▸ **Task objective**
Search the data for the word "RMSE" and copy every line that contains it.

____ Data provided

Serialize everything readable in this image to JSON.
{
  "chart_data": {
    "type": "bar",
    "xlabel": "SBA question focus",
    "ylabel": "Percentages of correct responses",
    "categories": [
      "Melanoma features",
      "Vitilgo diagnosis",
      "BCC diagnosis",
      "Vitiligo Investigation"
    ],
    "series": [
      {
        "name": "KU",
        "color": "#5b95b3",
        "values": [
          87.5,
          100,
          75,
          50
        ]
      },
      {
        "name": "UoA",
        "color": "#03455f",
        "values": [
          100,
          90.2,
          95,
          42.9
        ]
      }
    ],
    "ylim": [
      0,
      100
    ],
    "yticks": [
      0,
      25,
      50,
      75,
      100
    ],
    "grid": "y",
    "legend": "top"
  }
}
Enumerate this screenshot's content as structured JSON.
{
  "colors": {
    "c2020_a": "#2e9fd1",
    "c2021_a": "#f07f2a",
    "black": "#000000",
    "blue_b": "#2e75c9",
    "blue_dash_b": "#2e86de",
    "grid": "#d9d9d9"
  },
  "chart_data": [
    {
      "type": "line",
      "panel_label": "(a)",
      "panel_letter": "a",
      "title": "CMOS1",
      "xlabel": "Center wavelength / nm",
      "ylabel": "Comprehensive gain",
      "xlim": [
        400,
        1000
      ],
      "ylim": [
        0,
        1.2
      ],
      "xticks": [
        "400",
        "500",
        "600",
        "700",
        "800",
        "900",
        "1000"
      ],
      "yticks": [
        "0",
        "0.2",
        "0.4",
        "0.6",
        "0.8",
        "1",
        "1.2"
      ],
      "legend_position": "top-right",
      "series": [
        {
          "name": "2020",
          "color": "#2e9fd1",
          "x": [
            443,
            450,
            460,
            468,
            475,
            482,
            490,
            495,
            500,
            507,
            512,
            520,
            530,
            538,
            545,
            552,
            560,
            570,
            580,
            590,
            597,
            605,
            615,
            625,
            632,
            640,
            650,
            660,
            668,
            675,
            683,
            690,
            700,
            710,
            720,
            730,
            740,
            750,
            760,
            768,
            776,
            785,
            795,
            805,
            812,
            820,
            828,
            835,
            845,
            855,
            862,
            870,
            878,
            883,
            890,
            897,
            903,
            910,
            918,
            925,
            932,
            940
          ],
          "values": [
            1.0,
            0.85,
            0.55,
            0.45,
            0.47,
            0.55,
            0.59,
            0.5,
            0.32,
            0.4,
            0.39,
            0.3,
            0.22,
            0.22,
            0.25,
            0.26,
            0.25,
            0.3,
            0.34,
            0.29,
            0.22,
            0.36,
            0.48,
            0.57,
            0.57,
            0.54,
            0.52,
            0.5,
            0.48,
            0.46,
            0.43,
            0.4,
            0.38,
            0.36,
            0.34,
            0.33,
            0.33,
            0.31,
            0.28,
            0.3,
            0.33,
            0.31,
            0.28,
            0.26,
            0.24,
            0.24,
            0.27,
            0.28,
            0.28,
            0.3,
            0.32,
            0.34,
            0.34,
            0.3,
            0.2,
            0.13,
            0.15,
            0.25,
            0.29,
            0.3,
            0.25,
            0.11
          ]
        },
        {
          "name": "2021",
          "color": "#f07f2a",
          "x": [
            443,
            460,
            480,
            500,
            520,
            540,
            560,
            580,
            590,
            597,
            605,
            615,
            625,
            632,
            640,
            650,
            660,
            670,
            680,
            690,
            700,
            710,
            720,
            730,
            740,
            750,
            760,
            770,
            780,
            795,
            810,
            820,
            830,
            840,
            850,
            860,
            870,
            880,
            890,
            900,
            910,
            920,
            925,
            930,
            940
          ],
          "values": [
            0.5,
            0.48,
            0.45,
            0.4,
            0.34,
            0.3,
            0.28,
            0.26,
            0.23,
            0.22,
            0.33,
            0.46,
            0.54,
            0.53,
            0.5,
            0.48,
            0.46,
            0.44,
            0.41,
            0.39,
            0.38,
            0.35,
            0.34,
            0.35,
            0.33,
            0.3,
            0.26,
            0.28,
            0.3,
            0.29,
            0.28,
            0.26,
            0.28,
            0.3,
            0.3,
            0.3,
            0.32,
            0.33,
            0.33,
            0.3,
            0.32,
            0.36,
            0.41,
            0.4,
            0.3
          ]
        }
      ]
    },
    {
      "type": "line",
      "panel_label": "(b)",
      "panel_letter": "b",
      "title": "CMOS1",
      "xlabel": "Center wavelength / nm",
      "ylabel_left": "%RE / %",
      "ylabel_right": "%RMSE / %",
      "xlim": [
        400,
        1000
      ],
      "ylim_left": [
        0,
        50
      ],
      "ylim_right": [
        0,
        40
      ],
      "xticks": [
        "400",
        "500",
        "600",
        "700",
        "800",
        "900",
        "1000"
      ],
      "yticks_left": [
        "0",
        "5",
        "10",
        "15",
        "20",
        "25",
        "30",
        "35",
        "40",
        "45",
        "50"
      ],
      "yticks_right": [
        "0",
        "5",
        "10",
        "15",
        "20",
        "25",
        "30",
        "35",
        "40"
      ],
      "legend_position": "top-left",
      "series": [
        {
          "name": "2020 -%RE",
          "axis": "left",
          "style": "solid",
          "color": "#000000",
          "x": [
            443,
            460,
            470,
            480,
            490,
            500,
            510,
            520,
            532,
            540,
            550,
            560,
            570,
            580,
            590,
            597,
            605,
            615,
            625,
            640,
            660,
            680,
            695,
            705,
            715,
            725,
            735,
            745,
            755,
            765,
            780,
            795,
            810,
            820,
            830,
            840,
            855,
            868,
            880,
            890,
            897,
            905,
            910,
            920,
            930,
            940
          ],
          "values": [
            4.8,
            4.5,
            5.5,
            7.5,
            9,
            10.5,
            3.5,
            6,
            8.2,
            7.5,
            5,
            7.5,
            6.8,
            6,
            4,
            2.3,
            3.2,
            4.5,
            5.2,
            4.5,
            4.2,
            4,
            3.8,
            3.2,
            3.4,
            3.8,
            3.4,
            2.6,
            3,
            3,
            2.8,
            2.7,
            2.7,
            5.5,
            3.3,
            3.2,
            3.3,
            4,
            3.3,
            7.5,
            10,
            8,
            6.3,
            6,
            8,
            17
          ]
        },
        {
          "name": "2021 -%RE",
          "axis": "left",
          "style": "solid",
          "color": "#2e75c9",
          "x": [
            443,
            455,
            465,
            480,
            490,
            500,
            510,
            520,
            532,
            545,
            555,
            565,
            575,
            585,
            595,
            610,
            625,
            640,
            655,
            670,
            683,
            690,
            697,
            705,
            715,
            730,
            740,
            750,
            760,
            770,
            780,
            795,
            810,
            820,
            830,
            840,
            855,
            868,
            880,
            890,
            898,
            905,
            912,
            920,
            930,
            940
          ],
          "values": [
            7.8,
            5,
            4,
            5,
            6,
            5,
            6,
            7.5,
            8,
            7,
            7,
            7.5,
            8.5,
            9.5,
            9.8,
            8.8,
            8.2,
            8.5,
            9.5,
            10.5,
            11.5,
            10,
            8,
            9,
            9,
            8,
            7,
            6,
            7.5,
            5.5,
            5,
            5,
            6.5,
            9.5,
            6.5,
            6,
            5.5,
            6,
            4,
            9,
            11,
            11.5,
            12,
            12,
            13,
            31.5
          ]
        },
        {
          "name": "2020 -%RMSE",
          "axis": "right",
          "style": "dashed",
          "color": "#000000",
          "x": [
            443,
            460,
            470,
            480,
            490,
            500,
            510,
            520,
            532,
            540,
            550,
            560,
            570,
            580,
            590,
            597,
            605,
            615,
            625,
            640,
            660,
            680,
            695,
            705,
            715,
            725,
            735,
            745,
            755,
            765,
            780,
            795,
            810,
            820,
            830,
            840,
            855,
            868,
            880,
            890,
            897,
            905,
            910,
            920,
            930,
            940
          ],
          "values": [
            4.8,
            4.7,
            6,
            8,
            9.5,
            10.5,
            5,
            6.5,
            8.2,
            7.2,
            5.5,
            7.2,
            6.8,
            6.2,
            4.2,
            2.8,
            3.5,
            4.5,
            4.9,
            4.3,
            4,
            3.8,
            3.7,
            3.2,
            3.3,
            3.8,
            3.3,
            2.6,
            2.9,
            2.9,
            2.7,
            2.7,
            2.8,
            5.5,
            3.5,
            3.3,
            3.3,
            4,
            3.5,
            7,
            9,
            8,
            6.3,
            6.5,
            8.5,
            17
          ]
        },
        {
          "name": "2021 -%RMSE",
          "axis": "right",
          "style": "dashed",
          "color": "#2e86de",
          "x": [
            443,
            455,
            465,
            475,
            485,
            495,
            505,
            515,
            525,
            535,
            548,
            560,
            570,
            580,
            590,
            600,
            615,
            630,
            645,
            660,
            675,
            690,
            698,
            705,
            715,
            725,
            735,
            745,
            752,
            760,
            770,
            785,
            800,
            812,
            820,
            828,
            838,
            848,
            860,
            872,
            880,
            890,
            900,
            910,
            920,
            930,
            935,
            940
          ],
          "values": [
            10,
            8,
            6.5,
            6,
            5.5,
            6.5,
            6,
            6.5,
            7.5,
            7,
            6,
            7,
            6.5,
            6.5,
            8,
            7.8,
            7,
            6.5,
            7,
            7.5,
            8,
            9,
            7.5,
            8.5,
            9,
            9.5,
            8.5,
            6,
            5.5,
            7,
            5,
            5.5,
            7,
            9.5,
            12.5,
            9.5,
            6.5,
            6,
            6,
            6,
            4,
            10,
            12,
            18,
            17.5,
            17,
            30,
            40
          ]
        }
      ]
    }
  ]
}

________

▸ **Answer below**
      "ylabel_right": "%RMSE / %",
          "name": "2020 -%RMSE",
          "name": "2021 -%RMSE",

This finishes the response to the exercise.